EXERCISE BRIEF
Determine the number of lines containing the word "community". Reply with it and nothing else.

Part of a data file

----------

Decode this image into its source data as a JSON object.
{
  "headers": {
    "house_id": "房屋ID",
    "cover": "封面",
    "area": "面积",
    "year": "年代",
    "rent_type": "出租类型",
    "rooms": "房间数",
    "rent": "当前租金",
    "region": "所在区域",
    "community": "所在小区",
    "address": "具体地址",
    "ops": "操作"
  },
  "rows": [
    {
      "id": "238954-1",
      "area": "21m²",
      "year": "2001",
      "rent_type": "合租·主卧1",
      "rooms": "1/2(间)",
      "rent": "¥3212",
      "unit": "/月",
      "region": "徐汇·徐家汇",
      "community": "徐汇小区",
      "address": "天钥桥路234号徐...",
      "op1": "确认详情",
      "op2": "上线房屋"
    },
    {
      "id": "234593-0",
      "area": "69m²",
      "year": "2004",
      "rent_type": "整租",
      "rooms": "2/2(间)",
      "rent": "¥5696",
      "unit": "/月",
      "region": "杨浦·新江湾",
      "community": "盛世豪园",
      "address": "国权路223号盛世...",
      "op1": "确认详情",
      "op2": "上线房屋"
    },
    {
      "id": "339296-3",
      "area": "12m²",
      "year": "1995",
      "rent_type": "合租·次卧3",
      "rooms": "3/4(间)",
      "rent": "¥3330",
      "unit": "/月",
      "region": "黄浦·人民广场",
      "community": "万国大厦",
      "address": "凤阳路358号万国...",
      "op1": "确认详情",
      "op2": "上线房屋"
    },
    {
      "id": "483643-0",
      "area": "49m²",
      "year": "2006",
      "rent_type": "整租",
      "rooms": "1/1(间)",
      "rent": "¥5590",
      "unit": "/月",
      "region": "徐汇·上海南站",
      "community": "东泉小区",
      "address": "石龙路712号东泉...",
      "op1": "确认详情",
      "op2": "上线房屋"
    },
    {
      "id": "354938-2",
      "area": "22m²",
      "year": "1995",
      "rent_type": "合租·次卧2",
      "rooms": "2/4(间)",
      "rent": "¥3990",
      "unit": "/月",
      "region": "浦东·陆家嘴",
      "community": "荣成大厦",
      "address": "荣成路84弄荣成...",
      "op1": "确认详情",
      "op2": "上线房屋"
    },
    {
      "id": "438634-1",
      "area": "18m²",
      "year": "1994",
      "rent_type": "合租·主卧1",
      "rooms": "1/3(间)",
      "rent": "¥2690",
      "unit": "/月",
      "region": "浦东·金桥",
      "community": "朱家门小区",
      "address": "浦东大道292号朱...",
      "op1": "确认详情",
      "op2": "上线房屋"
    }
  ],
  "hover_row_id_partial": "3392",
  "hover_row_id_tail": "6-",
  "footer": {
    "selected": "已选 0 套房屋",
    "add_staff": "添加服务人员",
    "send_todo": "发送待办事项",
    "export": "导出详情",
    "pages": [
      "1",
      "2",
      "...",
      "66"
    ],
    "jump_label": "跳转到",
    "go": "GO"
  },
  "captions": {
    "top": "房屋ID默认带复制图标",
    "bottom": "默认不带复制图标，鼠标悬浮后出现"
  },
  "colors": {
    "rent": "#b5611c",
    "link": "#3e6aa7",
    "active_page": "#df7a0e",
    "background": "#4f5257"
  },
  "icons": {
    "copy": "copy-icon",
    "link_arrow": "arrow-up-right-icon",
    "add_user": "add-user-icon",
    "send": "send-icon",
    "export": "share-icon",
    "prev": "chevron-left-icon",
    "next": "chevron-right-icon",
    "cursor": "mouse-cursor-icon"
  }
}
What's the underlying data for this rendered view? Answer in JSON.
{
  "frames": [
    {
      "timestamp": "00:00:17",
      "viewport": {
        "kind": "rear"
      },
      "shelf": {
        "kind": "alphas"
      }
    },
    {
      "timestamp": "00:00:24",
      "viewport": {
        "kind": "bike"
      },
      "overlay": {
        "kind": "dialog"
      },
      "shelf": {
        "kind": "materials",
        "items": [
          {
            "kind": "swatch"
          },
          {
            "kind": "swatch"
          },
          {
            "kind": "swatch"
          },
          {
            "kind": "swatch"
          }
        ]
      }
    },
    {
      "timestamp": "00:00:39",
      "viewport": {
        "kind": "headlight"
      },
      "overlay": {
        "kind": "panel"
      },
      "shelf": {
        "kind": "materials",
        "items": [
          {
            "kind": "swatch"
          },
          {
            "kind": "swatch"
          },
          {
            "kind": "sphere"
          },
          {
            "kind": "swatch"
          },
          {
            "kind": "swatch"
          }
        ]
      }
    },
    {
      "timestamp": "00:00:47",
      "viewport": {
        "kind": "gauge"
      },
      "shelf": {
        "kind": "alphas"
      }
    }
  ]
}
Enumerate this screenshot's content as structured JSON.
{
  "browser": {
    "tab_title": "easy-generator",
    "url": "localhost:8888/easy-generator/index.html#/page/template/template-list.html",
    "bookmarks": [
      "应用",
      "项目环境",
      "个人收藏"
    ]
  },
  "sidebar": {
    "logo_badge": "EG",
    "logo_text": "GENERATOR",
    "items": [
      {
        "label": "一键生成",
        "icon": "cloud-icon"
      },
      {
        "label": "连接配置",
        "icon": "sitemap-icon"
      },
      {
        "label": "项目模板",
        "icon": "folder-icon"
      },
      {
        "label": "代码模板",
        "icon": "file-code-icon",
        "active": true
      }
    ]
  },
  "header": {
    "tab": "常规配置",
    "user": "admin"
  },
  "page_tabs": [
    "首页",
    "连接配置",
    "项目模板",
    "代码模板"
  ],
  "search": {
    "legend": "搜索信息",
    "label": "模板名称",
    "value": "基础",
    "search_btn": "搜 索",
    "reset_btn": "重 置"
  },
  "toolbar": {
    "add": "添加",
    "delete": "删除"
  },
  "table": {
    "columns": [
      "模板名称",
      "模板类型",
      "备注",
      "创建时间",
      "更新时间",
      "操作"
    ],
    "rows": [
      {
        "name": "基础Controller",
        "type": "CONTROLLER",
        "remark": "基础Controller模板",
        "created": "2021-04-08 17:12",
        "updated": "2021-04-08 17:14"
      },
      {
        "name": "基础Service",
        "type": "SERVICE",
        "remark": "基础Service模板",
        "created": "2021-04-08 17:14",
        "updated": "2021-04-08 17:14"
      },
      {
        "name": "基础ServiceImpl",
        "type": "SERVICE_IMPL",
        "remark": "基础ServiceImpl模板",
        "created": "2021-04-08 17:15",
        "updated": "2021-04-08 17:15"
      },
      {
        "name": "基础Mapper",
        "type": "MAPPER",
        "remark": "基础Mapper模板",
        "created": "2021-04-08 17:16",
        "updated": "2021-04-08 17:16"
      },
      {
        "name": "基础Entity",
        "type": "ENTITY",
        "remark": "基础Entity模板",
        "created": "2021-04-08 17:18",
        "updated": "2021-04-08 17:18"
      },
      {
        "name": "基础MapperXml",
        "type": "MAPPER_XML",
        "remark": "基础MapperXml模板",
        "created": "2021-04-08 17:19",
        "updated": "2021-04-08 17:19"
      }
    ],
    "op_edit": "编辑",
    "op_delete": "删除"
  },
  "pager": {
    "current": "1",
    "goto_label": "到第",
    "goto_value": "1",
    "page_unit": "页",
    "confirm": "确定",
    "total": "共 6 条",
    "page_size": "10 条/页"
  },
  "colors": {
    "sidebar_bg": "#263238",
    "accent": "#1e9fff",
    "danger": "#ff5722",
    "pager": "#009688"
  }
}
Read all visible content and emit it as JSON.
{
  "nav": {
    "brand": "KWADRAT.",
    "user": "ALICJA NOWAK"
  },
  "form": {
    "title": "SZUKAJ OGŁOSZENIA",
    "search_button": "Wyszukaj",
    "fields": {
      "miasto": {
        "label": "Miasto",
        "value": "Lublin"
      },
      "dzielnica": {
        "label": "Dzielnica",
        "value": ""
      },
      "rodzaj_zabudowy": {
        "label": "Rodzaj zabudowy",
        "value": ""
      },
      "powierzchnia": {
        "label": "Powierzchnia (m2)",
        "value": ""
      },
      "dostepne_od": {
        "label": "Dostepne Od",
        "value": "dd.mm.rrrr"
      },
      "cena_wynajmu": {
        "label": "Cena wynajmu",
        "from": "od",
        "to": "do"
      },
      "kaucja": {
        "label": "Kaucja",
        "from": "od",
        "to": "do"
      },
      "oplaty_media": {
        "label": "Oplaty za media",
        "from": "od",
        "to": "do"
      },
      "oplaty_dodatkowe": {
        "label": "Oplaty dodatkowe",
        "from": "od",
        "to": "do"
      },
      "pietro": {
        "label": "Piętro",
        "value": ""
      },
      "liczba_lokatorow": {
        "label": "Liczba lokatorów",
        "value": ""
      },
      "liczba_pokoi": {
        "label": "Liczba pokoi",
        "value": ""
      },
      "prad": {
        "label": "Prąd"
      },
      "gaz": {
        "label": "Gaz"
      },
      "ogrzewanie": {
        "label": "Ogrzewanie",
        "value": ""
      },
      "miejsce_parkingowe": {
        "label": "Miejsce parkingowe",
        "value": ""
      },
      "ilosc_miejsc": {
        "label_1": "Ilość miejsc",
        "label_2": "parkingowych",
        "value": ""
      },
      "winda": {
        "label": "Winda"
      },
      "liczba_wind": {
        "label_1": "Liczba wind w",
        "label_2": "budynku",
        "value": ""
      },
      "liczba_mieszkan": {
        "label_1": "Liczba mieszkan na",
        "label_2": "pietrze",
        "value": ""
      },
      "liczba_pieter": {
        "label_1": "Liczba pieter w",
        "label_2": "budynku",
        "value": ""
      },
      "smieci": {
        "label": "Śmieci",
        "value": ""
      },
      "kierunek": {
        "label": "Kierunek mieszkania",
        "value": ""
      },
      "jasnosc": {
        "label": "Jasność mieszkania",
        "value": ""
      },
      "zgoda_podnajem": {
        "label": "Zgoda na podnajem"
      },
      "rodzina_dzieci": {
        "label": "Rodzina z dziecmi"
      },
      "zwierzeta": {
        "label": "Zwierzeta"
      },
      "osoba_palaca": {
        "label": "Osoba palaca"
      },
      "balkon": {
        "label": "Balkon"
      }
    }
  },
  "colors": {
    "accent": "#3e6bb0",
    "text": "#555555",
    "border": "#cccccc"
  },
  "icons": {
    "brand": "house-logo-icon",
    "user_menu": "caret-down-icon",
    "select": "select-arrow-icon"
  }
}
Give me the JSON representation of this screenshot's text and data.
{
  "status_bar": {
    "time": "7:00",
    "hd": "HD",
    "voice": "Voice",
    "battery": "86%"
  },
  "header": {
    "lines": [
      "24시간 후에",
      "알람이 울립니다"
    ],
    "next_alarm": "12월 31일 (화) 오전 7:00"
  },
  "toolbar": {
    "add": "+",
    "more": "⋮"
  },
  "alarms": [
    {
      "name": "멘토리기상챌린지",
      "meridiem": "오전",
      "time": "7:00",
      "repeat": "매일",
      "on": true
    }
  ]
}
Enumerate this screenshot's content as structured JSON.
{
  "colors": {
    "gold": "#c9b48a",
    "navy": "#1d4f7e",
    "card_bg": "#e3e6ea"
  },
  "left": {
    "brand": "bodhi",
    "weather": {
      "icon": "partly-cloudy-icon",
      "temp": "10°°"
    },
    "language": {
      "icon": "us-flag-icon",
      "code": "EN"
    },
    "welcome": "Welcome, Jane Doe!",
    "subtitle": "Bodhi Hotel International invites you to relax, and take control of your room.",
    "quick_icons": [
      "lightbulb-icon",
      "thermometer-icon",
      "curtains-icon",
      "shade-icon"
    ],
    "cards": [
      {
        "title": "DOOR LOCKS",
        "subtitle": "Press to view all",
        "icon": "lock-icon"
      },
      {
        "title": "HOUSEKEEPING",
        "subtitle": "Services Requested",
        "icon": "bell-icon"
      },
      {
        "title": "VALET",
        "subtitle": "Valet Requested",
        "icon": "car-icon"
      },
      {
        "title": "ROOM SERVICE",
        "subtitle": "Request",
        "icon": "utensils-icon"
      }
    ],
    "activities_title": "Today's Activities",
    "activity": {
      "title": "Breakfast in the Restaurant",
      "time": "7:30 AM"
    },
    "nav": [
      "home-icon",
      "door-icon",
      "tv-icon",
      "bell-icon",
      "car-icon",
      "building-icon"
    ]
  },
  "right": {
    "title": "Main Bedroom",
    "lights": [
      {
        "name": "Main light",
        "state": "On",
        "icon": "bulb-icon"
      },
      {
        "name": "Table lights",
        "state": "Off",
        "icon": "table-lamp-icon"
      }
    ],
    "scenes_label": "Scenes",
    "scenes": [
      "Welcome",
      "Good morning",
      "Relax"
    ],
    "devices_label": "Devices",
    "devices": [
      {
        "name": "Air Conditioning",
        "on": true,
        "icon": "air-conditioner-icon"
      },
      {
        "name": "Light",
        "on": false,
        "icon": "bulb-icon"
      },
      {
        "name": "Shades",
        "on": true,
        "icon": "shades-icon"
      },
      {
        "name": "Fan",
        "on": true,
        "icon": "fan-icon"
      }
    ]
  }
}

----------

WRITTEN RESPONSE
7